Your instructions: Locate and copy each line in the data that contains the word "general".
-- START --
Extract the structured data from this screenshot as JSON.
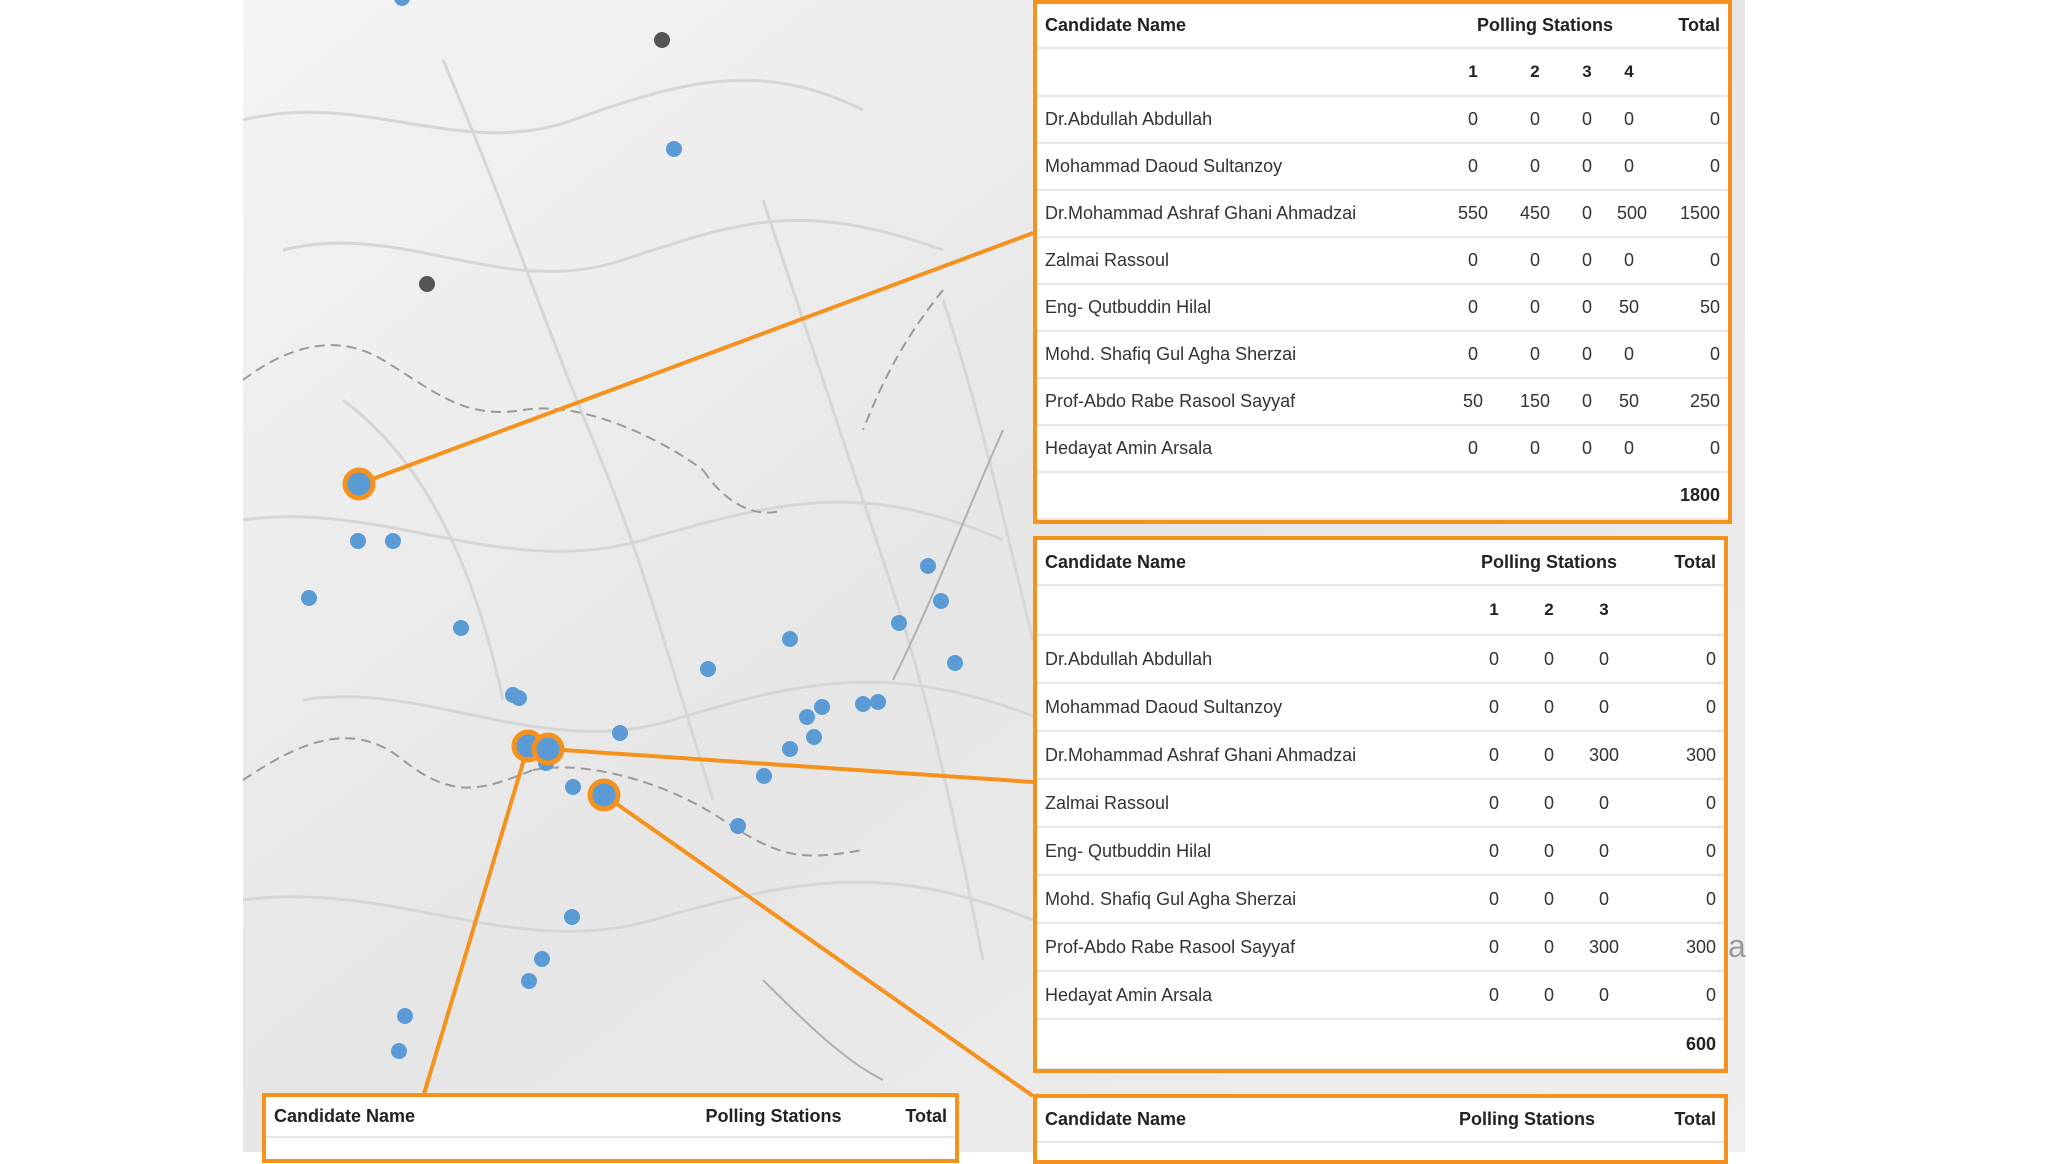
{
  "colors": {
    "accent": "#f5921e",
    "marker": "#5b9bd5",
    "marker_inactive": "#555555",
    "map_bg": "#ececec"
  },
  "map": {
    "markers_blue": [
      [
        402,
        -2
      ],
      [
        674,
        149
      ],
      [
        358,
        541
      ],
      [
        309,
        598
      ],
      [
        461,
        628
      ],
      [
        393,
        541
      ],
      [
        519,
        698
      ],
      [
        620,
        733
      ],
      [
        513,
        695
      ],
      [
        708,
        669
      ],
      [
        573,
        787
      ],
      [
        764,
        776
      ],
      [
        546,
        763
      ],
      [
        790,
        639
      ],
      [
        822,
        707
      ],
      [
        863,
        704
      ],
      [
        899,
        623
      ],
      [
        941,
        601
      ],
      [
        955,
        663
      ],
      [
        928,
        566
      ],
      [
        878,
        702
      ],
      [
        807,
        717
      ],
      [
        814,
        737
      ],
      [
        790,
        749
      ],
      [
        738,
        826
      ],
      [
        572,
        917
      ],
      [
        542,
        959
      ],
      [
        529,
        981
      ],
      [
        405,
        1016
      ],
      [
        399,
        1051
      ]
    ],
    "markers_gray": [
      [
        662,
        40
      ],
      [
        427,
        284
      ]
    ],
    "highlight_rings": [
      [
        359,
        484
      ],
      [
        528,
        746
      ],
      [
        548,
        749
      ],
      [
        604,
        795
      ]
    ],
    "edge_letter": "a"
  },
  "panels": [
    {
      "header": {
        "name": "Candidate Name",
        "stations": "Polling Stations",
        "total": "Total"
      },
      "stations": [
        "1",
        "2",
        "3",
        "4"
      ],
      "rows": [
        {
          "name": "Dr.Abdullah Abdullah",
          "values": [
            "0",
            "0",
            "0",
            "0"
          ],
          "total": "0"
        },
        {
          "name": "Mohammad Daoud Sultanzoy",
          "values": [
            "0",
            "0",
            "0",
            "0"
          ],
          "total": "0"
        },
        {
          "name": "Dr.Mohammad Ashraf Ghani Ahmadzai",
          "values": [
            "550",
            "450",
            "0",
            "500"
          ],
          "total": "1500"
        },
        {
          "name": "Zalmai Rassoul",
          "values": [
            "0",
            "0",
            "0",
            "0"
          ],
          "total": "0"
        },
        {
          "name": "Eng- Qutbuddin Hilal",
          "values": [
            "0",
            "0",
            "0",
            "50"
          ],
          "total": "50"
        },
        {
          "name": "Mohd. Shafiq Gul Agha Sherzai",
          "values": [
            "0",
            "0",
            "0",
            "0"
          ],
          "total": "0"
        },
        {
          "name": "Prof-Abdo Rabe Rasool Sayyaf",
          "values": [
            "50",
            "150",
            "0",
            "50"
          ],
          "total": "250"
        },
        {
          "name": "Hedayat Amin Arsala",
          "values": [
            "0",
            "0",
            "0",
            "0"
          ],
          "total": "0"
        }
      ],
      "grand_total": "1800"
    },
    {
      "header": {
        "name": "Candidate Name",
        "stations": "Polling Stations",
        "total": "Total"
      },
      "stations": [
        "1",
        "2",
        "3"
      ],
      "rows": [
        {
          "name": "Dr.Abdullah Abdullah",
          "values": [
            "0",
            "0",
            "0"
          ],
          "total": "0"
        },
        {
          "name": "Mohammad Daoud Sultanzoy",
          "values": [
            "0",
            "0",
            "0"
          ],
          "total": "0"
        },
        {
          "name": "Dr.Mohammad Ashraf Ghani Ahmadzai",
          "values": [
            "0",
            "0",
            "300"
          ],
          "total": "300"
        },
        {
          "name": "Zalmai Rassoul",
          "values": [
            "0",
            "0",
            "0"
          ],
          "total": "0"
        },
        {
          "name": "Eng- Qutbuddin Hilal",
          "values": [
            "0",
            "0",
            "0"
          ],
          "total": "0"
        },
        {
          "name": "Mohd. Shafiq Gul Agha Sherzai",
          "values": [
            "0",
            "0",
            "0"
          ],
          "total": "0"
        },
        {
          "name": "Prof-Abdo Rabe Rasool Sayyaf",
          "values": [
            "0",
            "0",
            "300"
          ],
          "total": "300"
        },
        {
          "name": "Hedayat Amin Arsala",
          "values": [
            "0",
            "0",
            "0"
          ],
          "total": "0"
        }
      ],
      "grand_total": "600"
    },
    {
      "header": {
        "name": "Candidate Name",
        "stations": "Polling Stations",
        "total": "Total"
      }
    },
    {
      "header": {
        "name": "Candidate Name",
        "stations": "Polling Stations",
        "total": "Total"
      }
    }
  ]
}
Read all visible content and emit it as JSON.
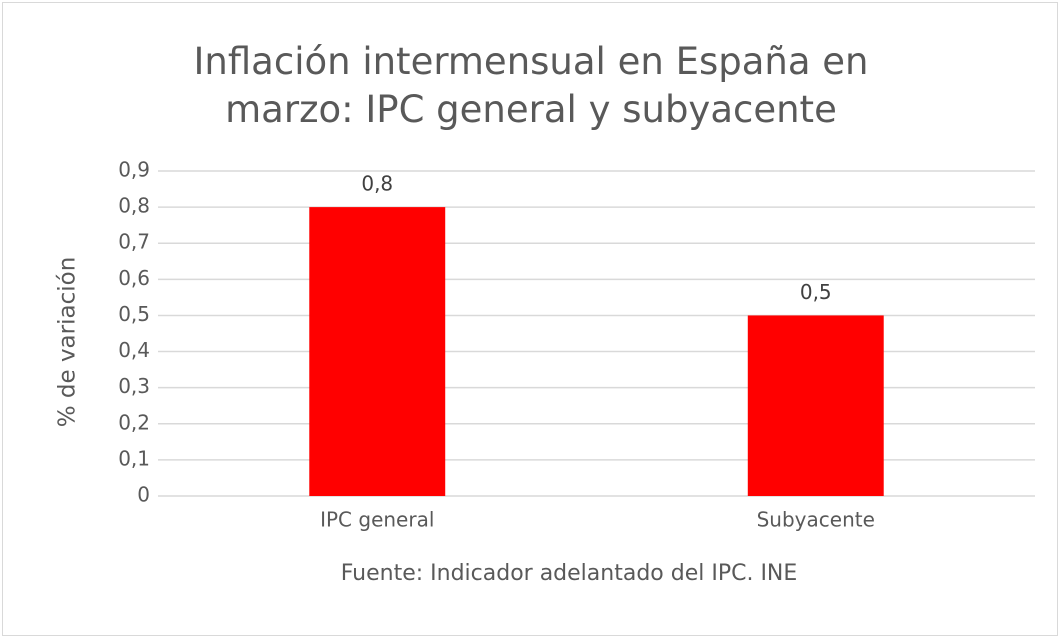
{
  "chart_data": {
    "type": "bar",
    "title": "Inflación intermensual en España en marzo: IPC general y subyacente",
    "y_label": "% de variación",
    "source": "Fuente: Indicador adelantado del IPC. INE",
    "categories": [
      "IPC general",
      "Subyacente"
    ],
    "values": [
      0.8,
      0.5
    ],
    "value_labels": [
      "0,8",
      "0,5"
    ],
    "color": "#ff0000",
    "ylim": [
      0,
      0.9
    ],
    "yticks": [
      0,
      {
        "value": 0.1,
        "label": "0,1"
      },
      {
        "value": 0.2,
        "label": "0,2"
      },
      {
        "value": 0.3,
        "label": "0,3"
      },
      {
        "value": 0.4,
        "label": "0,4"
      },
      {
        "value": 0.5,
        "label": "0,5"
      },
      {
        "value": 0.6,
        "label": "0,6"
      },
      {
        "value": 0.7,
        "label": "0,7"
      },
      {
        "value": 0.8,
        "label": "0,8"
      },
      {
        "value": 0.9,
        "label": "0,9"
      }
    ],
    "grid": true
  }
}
-- END --
Written solution:
    "title": "Inflación intermensual en España en marzo: IPC general y subyacente",
      "IPC general",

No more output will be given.